◆ Source material
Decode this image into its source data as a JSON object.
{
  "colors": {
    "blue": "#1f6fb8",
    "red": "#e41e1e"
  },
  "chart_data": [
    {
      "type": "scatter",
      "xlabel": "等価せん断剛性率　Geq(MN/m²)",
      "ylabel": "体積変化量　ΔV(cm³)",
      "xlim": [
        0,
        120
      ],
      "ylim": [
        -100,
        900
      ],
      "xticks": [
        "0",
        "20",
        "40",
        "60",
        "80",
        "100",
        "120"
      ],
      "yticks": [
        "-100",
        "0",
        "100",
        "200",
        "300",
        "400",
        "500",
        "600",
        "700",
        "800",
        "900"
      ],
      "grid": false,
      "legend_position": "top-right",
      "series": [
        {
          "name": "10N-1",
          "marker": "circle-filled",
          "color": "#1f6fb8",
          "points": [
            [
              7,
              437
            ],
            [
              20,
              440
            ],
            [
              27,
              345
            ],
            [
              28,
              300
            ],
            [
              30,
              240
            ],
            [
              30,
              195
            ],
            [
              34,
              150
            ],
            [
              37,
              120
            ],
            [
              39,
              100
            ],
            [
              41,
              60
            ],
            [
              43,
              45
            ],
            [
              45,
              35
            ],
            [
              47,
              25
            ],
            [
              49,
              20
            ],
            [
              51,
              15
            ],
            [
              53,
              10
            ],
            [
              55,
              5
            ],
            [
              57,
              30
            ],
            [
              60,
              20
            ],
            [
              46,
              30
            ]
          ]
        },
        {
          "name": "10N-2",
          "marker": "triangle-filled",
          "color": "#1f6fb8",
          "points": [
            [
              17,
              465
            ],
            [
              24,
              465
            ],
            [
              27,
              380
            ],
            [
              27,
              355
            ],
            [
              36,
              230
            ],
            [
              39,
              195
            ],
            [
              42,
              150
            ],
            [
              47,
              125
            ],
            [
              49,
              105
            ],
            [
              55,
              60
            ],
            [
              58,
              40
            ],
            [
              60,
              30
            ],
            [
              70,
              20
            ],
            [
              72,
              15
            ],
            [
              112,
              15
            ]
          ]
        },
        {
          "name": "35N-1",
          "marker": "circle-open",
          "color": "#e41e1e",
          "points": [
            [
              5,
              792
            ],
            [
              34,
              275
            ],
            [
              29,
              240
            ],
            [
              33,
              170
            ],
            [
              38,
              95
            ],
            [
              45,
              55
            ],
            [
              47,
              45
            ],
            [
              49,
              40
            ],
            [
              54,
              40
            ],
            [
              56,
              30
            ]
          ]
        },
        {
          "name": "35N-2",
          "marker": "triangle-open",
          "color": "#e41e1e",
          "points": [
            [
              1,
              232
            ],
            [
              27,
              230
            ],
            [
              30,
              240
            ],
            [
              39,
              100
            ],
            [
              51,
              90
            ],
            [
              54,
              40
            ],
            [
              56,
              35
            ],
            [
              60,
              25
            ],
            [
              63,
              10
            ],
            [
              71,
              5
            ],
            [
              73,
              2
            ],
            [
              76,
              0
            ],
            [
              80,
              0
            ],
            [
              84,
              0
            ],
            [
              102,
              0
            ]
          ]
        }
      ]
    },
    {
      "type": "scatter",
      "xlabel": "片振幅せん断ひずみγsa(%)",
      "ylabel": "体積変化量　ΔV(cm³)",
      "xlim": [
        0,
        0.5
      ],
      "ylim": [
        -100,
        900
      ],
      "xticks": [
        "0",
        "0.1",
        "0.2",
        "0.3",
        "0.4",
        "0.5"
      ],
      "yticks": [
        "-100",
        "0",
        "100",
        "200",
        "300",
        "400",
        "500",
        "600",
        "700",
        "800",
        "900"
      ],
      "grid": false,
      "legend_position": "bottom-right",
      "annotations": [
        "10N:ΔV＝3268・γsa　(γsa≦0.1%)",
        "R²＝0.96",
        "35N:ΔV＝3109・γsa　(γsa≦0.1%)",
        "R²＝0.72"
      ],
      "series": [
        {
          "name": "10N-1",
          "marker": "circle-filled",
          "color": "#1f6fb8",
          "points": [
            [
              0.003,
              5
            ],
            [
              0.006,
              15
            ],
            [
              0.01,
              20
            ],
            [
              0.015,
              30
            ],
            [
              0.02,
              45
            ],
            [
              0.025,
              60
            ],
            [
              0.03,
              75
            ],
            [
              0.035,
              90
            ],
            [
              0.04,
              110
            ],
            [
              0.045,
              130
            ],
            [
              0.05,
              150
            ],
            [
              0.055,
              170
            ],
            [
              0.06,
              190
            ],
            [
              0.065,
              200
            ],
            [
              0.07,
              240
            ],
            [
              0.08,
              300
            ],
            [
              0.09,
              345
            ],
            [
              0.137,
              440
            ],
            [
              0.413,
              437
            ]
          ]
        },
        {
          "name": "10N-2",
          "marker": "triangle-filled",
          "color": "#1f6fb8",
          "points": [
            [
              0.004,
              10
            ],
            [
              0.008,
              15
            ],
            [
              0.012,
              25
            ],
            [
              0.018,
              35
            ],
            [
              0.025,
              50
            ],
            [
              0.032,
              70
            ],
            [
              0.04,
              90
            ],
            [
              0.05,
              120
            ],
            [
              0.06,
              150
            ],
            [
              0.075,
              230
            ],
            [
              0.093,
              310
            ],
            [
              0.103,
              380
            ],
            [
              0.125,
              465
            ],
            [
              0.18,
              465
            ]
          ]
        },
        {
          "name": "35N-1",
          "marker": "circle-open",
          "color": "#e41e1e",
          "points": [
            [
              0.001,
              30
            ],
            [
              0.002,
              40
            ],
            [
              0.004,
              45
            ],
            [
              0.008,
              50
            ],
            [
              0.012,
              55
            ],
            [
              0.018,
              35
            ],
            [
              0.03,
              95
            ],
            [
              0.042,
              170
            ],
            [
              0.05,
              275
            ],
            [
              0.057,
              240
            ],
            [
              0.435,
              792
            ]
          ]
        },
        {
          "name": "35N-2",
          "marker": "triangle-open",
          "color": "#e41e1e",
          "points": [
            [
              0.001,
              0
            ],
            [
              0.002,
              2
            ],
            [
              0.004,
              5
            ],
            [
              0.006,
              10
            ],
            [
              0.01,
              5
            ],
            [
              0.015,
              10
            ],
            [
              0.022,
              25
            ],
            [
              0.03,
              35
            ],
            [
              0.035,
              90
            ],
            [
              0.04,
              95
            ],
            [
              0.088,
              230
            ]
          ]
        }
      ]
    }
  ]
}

◆ Directions for this task
Search the records for the word "right", then list every line that has it.

◆ Exercise answer
      "legend_position": "top-right",
      "legend_position": "bottom-right",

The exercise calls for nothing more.